» **What the exercise asks**
Copy verbatim the lines of the records below, starting at the line that contains "List each element" and ending at the line that contains "865, 460, 911]", including both. Leave the pictures out of your copy.

» **Supplied information**
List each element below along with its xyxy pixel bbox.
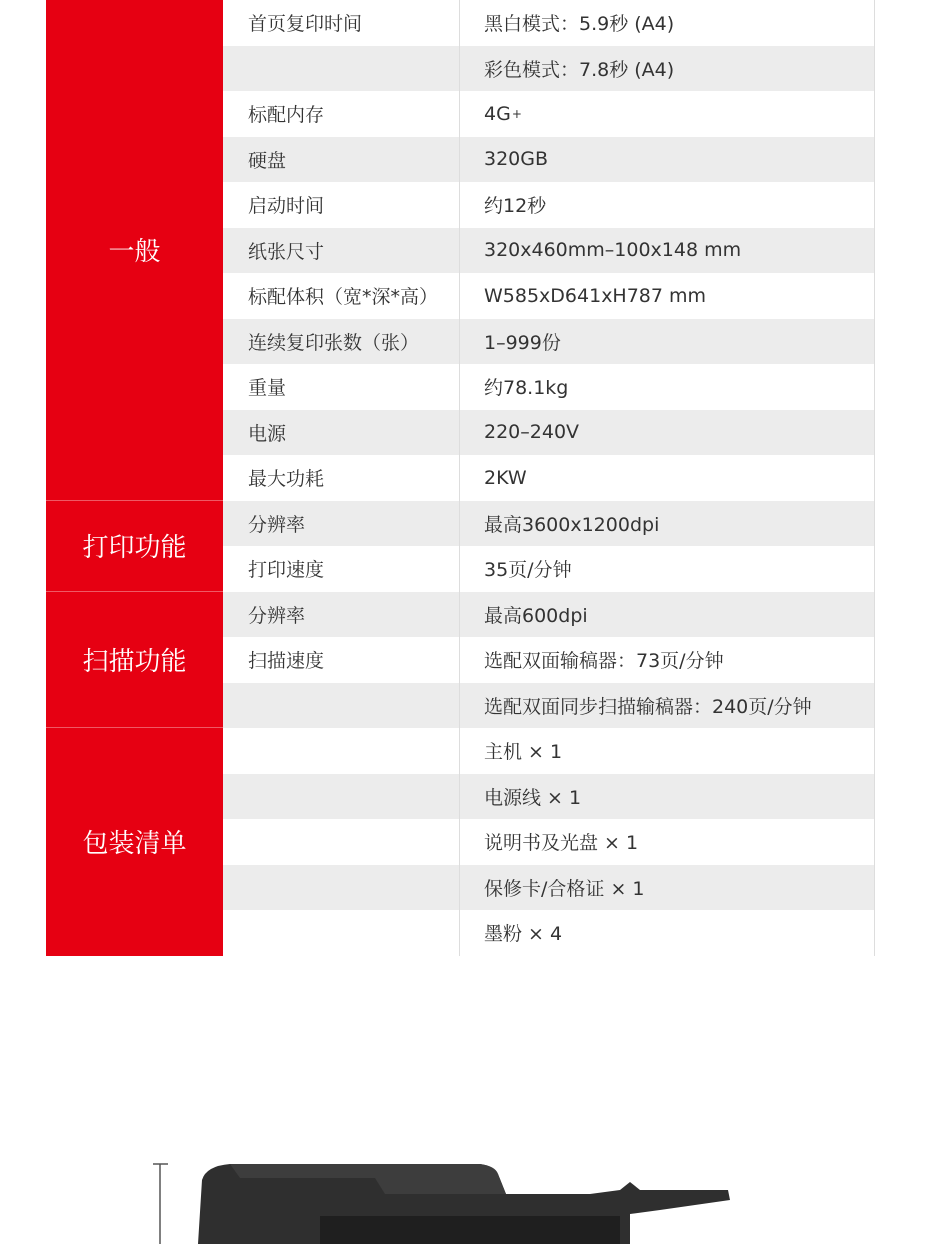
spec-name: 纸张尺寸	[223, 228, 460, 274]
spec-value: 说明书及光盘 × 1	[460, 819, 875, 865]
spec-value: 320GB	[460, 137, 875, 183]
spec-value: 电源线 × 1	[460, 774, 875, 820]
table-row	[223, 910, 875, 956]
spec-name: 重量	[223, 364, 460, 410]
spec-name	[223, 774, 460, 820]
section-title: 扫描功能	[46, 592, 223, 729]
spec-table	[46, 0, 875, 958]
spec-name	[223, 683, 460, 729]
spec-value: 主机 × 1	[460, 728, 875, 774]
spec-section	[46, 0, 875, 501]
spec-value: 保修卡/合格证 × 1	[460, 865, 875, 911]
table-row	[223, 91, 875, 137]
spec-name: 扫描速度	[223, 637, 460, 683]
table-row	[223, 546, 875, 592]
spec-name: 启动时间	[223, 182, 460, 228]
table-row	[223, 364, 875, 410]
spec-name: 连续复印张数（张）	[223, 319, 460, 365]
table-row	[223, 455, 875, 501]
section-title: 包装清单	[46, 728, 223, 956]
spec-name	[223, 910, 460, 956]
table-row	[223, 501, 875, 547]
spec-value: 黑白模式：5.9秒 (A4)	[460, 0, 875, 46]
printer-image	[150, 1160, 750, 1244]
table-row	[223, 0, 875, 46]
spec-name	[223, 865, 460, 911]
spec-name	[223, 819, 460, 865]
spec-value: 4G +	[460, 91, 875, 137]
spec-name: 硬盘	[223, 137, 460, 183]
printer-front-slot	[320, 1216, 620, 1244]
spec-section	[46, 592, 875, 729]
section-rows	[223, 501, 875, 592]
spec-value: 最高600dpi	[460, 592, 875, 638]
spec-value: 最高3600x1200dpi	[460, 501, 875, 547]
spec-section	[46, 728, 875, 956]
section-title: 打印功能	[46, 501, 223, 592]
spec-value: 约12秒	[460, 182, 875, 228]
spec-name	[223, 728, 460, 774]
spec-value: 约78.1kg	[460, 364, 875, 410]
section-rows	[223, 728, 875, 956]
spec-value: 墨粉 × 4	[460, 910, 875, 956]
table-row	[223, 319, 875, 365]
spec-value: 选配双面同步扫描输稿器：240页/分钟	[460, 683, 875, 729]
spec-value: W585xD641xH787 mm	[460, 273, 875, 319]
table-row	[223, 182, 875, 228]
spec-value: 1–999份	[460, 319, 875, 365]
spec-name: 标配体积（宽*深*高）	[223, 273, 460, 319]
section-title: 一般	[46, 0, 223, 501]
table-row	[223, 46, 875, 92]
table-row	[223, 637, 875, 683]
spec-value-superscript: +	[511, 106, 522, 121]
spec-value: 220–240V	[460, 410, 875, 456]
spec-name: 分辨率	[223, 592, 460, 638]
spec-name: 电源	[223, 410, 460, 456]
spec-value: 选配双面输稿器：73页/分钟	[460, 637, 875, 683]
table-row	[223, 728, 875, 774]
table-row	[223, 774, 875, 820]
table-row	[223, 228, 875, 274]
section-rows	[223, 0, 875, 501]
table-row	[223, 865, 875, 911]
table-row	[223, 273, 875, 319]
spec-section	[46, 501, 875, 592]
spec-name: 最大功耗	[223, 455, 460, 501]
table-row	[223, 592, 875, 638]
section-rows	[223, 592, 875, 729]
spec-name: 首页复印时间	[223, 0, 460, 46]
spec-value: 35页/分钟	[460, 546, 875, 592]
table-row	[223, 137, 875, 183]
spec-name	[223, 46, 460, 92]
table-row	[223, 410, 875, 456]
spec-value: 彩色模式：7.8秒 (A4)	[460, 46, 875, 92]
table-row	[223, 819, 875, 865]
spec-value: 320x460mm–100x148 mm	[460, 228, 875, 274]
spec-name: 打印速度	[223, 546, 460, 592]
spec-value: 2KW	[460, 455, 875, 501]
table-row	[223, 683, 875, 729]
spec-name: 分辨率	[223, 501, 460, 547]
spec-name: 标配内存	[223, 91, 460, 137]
---
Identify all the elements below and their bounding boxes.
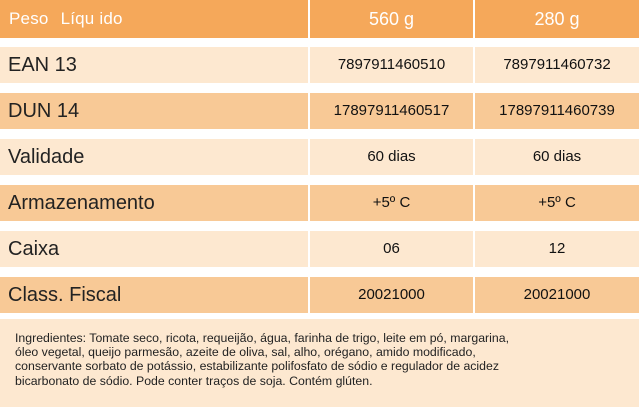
==
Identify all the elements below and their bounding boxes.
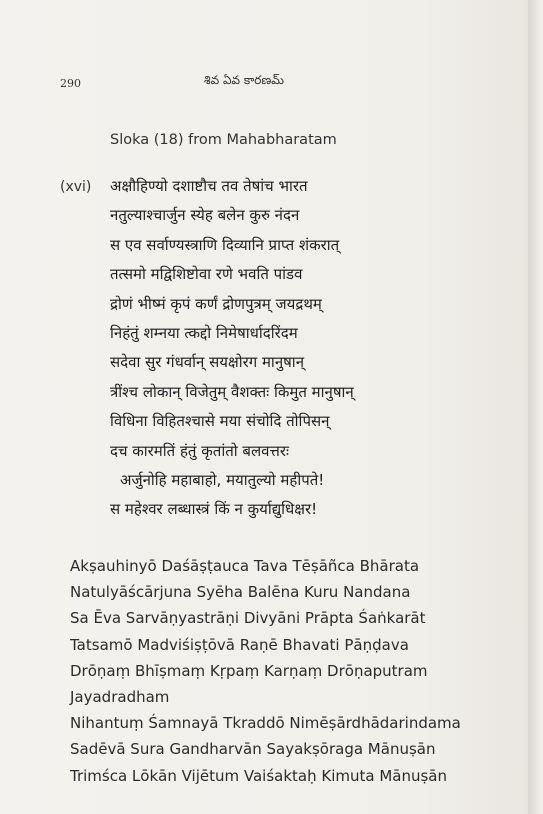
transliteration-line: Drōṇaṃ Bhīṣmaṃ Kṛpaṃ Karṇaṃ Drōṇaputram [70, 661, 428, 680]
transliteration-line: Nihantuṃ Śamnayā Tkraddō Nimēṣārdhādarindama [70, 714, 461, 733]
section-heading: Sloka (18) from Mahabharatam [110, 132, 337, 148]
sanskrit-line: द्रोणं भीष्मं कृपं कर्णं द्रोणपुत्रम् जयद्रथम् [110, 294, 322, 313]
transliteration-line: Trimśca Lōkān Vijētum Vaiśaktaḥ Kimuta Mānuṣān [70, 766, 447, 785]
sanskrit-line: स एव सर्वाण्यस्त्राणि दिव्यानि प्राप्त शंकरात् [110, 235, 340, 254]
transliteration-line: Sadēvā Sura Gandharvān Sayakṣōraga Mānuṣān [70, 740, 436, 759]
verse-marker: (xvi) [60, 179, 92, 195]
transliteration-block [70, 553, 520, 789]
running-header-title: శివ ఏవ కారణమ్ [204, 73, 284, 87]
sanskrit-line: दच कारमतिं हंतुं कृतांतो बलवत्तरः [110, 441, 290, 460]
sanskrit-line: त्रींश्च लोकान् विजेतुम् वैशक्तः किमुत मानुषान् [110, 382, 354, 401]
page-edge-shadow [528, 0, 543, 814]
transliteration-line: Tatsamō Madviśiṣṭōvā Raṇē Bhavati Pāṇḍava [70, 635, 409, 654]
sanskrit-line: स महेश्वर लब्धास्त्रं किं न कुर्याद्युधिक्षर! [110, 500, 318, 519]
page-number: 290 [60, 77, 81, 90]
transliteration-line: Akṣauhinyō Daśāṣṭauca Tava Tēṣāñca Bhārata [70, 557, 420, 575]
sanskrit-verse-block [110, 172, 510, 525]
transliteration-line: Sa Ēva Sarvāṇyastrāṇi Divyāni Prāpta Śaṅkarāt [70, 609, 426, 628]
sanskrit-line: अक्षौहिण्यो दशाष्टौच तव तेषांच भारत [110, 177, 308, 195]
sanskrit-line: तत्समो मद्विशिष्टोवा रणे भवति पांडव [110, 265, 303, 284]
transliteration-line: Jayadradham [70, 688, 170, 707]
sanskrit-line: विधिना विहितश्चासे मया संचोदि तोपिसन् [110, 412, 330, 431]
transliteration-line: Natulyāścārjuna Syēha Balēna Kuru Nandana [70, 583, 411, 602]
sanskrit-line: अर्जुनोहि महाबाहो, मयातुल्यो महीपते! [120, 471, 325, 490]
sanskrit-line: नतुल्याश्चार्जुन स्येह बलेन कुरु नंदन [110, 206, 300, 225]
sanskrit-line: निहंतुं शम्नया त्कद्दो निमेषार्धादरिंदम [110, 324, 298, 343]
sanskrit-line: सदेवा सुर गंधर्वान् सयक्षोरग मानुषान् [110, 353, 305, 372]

» **Answer in full**
List each element below along with its xyxy pixel bbox.
spec-name: 纸张尺寸	[223, 228, 460, 274]
spec-value: 说明书及光盘 × 1	[460, 819, 875, 865]
spec-value: 320GB	[460, 137, 875, 183]
spec-value: 电源线 × 1	[460, 774, 875, 820]
table-row	[223, 910, 875, 956]
spec-name: 重量	[223, 364, 460, 410]
spec-name	[223, 774, 460, 820]
section-title: 扫描功能	[46, 592, 223, 729]
spec-table	[46, 0, 875, 958]
spec-name	[223, 683, 460, 729]
spec-value: 主机 × 1	[460, 728, 875, 774]
spec-section	[46, 0, 875, 501]
spec-value: 保修卡/合格证 × 1	[460, 865, 875, 911]
table-row	[223, 91, 875, 137]
spec-name: 扫描速度	[223, 637, 460, 683]
table-row	[223, 546, 875, 592]
spec-name: 启动时间	[223, 182, 460, 228]
table-row	[223, 364, 875, 410]
spec-name: 连续复印张数（张）	[223, 319, 460, 365]
table-row	[223, 455, 875, 501]
section-title: 包装清单	[46, 728, 223, 956]
spec-name	[223, 910, 460, 956]
table-row	[223, 501, 875, 547]
spec-value: 黑白模式：5.9秒 (A4)	[460, 0, 875, 46]
printer-image	[150, 1160, 750, 1244]
table-row	[223, 0, 875, 46]
spec-name	[223, 865, 460, 911]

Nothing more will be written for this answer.